[Exercise requirements]: Count, in the entries, the lines with "triangle". Answer with the number only.

[Supplied data]:

-- START --

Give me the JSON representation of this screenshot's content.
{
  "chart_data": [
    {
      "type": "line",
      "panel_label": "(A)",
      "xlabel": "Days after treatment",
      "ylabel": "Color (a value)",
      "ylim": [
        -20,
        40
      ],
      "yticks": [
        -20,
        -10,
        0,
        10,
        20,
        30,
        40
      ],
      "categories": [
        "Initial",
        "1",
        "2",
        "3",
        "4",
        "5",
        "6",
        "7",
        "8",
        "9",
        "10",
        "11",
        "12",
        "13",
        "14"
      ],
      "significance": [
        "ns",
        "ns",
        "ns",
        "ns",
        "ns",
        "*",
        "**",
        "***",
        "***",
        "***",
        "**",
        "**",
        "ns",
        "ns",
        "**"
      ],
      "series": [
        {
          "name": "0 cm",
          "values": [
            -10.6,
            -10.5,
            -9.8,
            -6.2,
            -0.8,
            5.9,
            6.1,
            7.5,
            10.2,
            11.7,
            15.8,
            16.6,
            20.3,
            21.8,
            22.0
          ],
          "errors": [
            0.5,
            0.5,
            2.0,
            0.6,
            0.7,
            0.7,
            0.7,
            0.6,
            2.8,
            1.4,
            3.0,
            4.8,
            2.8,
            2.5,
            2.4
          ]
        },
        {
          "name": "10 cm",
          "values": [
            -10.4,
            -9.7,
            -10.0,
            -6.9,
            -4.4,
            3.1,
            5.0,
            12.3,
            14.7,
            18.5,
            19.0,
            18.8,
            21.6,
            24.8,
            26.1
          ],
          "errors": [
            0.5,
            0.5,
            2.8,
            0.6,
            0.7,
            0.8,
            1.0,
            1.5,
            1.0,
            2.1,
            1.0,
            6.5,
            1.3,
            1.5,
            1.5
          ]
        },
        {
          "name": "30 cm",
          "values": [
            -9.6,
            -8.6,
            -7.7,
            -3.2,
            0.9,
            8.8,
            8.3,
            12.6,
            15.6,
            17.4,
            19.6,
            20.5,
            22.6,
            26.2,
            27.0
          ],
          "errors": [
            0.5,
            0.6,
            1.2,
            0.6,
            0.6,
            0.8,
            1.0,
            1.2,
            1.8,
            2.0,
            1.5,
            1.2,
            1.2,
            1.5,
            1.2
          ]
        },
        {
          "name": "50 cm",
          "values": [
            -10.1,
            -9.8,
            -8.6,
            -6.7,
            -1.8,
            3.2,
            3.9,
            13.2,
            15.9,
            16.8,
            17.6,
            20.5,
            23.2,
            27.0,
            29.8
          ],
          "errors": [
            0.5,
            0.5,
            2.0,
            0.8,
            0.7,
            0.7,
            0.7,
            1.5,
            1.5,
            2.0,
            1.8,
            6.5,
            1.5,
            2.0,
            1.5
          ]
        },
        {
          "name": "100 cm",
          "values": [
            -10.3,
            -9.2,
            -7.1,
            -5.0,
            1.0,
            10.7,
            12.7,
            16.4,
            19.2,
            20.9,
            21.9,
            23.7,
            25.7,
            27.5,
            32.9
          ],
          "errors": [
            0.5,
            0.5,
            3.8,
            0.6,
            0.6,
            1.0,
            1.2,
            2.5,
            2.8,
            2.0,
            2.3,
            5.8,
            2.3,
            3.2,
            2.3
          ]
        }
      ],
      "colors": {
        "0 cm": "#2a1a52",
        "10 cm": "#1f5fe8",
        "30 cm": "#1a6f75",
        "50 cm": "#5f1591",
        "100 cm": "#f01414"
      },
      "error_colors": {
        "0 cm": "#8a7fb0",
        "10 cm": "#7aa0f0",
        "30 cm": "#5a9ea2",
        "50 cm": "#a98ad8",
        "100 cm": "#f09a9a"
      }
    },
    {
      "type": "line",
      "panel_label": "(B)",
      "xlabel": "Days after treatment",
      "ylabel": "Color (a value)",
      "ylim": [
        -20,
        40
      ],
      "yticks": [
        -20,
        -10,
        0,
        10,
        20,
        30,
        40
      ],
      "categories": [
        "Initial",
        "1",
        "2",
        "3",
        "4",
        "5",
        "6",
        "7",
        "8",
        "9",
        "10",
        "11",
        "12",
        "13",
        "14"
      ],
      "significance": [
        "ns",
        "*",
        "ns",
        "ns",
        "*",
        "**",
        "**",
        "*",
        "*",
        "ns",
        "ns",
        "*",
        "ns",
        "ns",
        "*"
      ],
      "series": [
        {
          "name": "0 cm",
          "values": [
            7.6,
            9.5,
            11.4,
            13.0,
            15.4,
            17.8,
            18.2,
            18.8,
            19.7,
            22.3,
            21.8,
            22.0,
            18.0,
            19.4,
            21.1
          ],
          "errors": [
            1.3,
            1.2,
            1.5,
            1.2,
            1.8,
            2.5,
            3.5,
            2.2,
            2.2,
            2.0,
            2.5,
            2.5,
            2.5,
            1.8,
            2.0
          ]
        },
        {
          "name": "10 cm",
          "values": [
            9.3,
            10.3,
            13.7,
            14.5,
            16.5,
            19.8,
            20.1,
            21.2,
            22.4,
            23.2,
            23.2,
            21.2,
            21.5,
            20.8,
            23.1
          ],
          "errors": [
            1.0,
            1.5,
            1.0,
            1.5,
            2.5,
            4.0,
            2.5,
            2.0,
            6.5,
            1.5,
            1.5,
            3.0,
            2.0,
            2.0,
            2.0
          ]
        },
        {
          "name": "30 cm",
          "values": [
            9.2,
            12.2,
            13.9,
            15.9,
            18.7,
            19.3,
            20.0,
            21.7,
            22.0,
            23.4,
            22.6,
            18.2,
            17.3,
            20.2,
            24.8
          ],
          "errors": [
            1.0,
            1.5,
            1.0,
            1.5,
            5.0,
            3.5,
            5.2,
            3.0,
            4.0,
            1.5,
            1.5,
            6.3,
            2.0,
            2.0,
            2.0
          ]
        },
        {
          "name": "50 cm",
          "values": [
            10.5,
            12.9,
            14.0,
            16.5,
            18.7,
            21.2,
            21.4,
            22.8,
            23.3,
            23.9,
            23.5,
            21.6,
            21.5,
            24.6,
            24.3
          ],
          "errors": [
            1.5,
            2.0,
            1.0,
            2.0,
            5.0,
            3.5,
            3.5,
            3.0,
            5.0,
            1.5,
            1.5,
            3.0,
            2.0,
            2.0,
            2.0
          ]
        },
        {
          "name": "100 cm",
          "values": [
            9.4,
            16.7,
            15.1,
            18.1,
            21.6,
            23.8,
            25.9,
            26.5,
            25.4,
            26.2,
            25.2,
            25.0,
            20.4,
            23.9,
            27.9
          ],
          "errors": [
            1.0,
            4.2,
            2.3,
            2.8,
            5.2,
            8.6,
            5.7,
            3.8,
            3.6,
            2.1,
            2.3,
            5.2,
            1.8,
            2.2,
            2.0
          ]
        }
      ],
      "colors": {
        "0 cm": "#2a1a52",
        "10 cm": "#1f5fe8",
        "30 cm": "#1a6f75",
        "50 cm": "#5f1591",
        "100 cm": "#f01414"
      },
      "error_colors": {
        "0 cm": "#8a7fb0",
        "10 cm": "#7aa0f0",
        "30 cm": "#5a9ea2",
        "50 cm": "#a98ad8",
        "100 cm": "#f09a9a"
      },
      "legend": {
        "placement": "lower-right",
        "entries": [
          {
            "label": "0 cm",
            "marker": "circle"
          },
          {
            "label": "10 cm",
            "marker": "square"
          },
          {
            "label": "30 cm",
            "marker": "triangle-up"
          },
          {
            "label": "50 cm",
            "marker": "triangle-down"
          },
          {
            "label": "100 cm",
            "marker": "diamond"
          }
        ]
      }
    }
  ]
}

-- END --

[The output]: 2